Page pictures and their text
• • •

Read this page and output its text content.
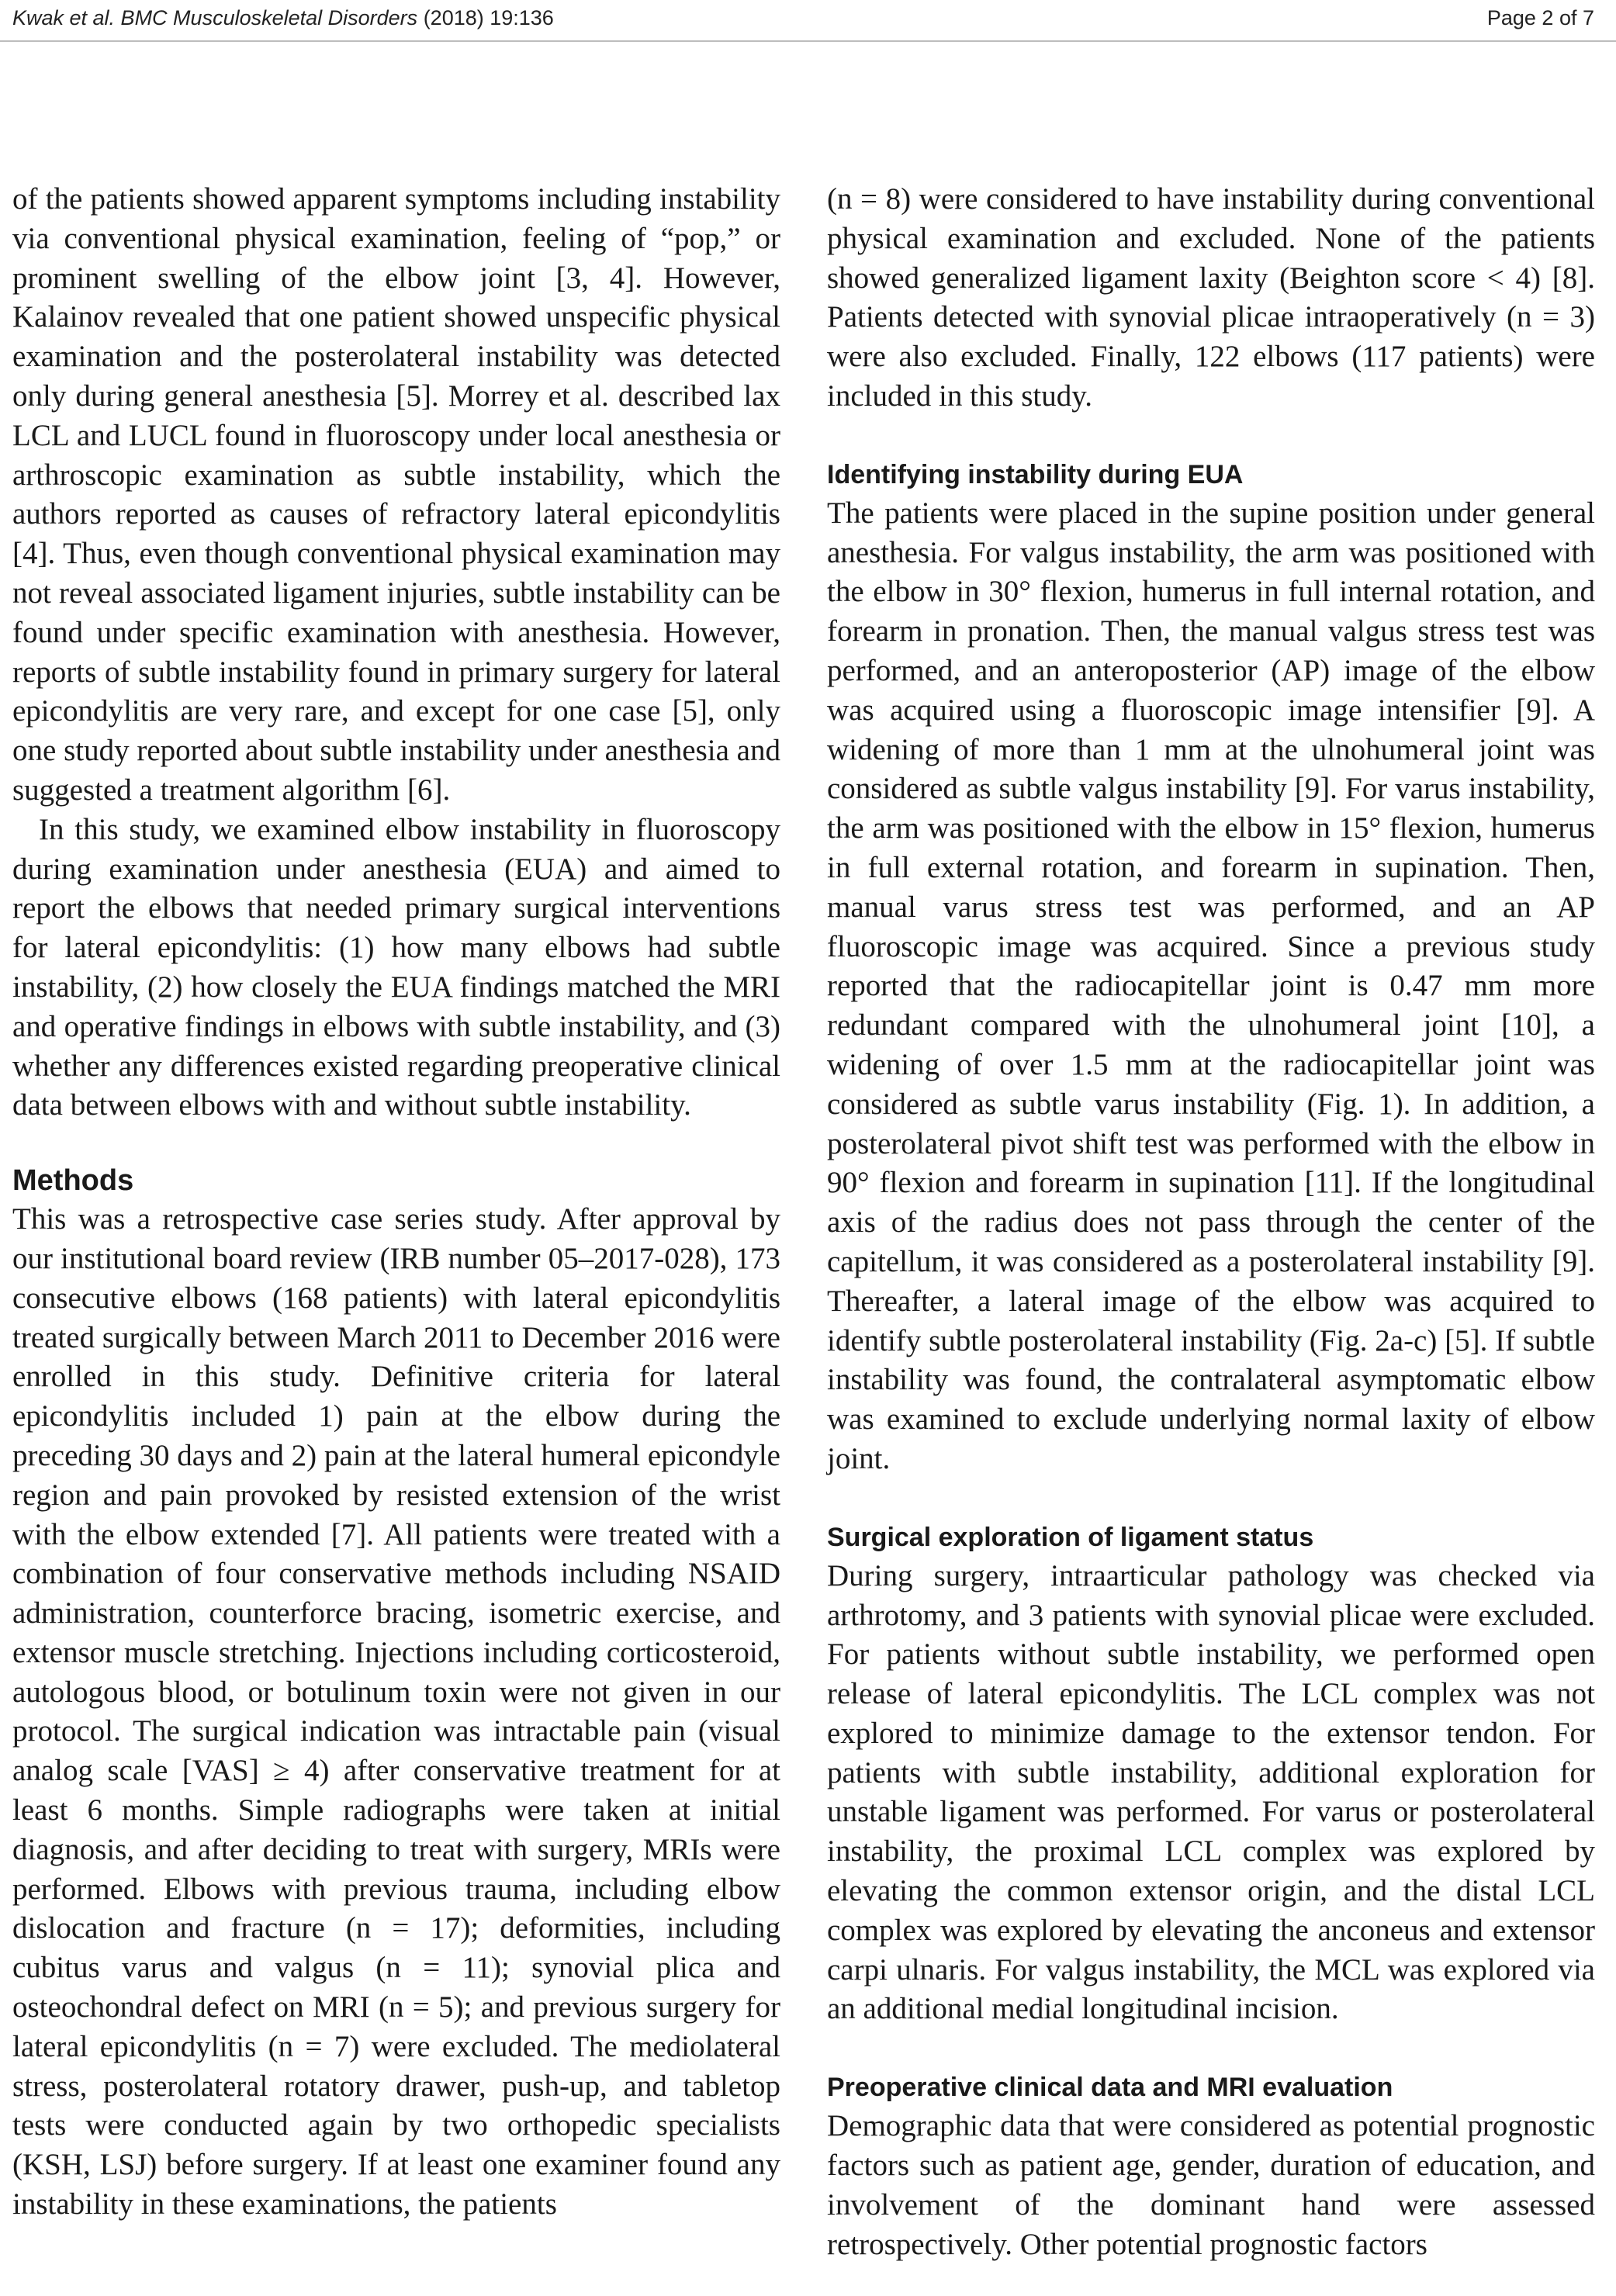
Kwak et al. BMC Musculoskeletal Disorders (2018) 19:136	Page 2 of 7

of the patients showed apparent symptoms including instability via conventional physical examination, feeling of “pop,” or prominent swelling of the elbow joint [3, 4]. However, Kalainov revealed that one patient showed unspecific physical examination and the posterolateral instability was detected only during general anesthesia [5]. Morrey et al. described lax LCL and LUCL found in fluoroscopy under local anesthesia or arthroscopic examination as subtle instability, which the authors reported as causes of refractory lateral epicondylitis [4]. Thus, even though conventional physical examination may not reveal associated ligament injuries, subtle instability can be found under specific examination with anesthesia. However, reports of subtle instability found in primary surgery for lateral epicondylitis are very rare, and except for one case [5], only one study reported about subtle instability under anesthesia and suggested a treatment algorithm [6].

In this study, we examined elbow instability in fluoroscopy during examination under anesthesia (EUA) and aimed to report the elbows that needed primary surgical interventions for lateral epicondylitis: (1) how many elbows had subtle instability, (2) how closely the EUA findings matched the MRI and operative findings in elbows with subtle instability, and (3) whether any differences existed regarding preoperative clinical data between elbows with and without subtle instability.

Methods

This was a retrospective case series study. After approval by our institutional board review (IRB number 05–2017-028), 173 consecutive elbows (168 patients) with lateral epicondylitis treated surgically between March 2011 to December 2016 were enrolled in this study. Definitive criteria for lateral epicondylitis included 1) pain at the elbow during the preceding 30 days and 2) pain at the lateral humeral epicondyle region and pain provoked by resisted extension of the wrist with the elbow extended [7]. All patients were treated with a combination of four conservative methods including NSAID administration, counterforce bracing, isometric exercise, and extensor muscle stretching. Injections including corticosteroid, autologous blood, or botulinum toxin were not given in our protocol. The surgical indication was intractable pain (visual analog scale [VAS] ≥ 4) after conservative treatment for at least 6 months. Simple radiographs were taken at initial diagnosis, and after deciding to treat with surgery, MRIs were performed. Elbows with previous trauma, including elbow dislocation and fracture (n = 17); deformities, including cubitus varus and valgus (n = 11); synovial plica and osteochondral defect on MRI (n = 5); and previous surgery for lateral epicondylitis (n = 7) were excluded. The mediolateral stress, posterolateral rotatory drawer, push-up, and tabletop tests were conducted again by two orthopedic specialists (KSH, LSJ) before surgery. If at least one examiner found any instability in these examinations, the patients

(n = 8) were considered to have instability during conventional physical examination and excluded. None of the patients showed generalized ligament laxity (Beighton score < 4) [8]. Patients detected with synovial plicae intraoperatively (n = 3) were also excluded. Finally, 122 elbows (117 patients) were included in this study.

Identifying instability during EUA

The patients were placed in the supine position under general anesthesia. For valgus instability, the arm was positioned with the elbow in 30° flexion, humerus in full internal rotation, and forearm in pronation. Then, the manual valgus stress test was performed, and an anteroposterior (AP) image of the elbow was acquired using a fluoroscopic image intensifier [9]. A widening of more than 1 mm at the ulnohumeral joint was considered as subtle valgus instability [9]. For varus instability, the arm was positioned with the elbow in 15° flexion, humerus in full external rotation, and forearm in supination. Then, manual varus stress test was performed, and an AP fluoroscopic image was acquired. Since a previous study reported that the radiocapitellar joint is 0.47 mm more redundant compared with the ulnohumeral joint [10], a widening of over 1.5 mm at the radiocapitellar joint was considered as subtle varus instability (Fig. 1). In addition, a posterolateral pivot shift test was performed with the elbow in 90° flexion and forearm in supination [11]. If the longitudinal axis of the radius does not pass through the center of the capitellum, it was considered as a posterolateral instability [9]. Thereafter, a lateral image of the elbow was acquired to identify subtle posterolateral instability (Fig. 2a-c) [5]. If subtle instability was found, the contralateral asymptomatic elbow was examined to exclude underlying normal laxity of elbow joint.

Surgical exploration of ligament status

During surgery, intraarticular pathology was checked via arthrotomy, and 3 patients with synovial plicae were excluded. For patients without subtle instability, we performed open release of lateral epicondylitis. The LCL complex was not explored to minimize damage to the extensor tendon. For patients with subtle instability, additional exploration for unstable ligament was performed. For varus or posterolateral instability, the proximal LCL complex was explored by elevating the common extensor origin, and the distal LCL complex was explored by elevating the anconeus and extensor carpi ulnaris. For valgus instability, the MCL was explored via an additional medial longitudinal incision.

Preoperative clinical data and MRI evaluation

Demographic data that were considered as potential prognostic factors such as patient age, gender, duration of education, and involvement of the dominant hand were assessed retrospectively. Other potential prognostic factors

• • •

**DIRECTIONS**. Without the pictures, copy all of the entries exactly as they appear.

**WRITTEN RESPONSE**.
Read this page and output its text content.
Kwak et al. BMC Musculoskeletal Disorders (2018) 19:136	Page 2 of 7

of the patients showed apparent symptoms including instability via conventional physical examination, feeling of “pop,” or prominent swelling of the elbow joint [3, 4]. However, Kalainov revealed that one patient showed unspecific physical examination and the posterolateral instability was detected only during general anesthesia [5]. Morrey et al. described lax LCL and LUCL found in fluoroscopy under local anesthesia or arthroscopic examination as subtle instability, which the authors reported as causes of refractory lateral epicondylitis [4]. Thus, even though conventional physical examination may not reveal associated ligament injuries, subtle instability can be found under specific examination with anesthesia. However, reports of subtle instability found in primary surgery for lateral epicondylitis are very rare, and except for one case [5], only one study reported about subtle instability under anesthesia and suggested a treatment algorithm [6].

In this study, we examined elbow instability in fluoroscopy during examination under anesthesia (EUA) and aimed to report the elbows that needed primary surgical interventions for lateral epicondylitis: (1) how many elbows had subtle instability, (2) how closely the EUA findings matched the MRI and operative findings in elbows with subtle instability, and (3) whether any differences existed regarding preoperative clinical data between elbows with and without subtle instability.

Methods

This was a retrospective case series study. After approval by our institutional board review (IRB number 05–2017-028), 173 consecutive elbows (168 patients) with lateral epicondylitis treated surgically between March 2011 to December 2016 were enrolled in this study. Definitive criteria for lateral epicondylitis included 1) pain at the elbow during the preceding 30 days and 2) pain at the lateral humeral epicondyle region and pain provoked by resisted extension of the wrist with the elbow extended [7]. All patients were treated with a combination of four conservative methods including NSAID administration, counterforce bracing, isometric exercise, and extensor muscle stretching. Injections including corticosteroid, autologous blood, or botulinum toxin were not given in our protocol. The surgical indication was intractable pain (visual analog scale [VAS] ≥ 4) after conservative treatment for at least 6 months. Simple radiographs were taken at initial diagnosis, and after deciding to treat with surgery, MRIs were performed. Elbows with previous trauma, including elbow dislocation and fracture (n = 17); deformities, including cubitus varus and valgus (n = 11); synovial plica and osteochondral defect on MRI (n = 5); and previous surgery for lateral epicondylitis (n = 7) were excluded. The mediolateral stress, posterolateral rotatory drawer, push-up, and tabletop tests were conducted again by two orthopedic specialists (KSH, LSJ) before surgery. If at least one examiner found any instability in these examinations, the patients

(n = 8) were considered to have instability during conventional physical examination and excluded. None of the patients showed generalized ligament laxity (Beighton score < 4) [8]. Patients detected with synovial plicae intraoperatively (n = 3) were also excluded. Finally, 122 elbows (117 patients) were included in this study.

Identifying instability during EUA

The patients were placed in the supine position under general anesthesia. For valgus instability, the arm was positioned with the elbow in 30° flexion, humerus in full internal rotation, and forearm in pronation. Then, the manual valgus stress test was performed, and an anteroposterior (AP) image of the elbow was acquired using a fluoroscopic image intensifier [9]. A widening of more than 1 mm at the ulnohumeral joint was considered as subtle valgus instability [9]. For varus instability, the arm was positioned with the elbow in 15° flexion, humerus in full external rotation, and forearm in supination. Then, manual varus stress test was performed, and an AP fluoroscopic image was acquired. Since a previous study reported that the radiocapitellar joint is 0.47 mm more redundant compared with the ulnohumeral joint [10], a widening of over 1.5 mm at the radiocapitellar joint was considered as subtle varus instability (Fig. 1). In addition, a posterolateral pivot shift test was performed with the elbow in 90° flexion and forearm in supination [11]. If the longitudinal axis of the radius does not pass through the center of the capitellum, it was considered as a posterolateral instability [9]. Thereafter, a lateral image of the elbow was acquired to identify subtle posterolateral instability (Fig. 2a-c) [5]. If subtle instability was found, the contralateral asymptomatic elbow was examined to exclude underlying normal laxity of elbow joint.

Surgical exploration of ligament status

During surgery, intraarticular pathology was checked via arthrotomy, and 3 patients with synovial plicae were excluded. For patients without subtle instability, we performed open release of lateral epicondylitis. The LCL complex was not explored to minimize damage to the extensor tendon. For patients with subtle instability, additional exploration for unstable ligament was performed. For varus or posterolateral instability, the proximal LCL complex was explored by elevating the common extensor origin, and the distal LCL complex was explored by elevating the anconeus and extensor carpi ulnaris. For valgus instability, the MCL was explored via an additional medial longitudinal incision.

Preoperative clinical data and MRI evaluation

Demographic data that were considered as potential prognostic factors such as patient age, gender, duration of education, and involvement of the dominant hand were assessed retrospectively. Other potential prognostic factors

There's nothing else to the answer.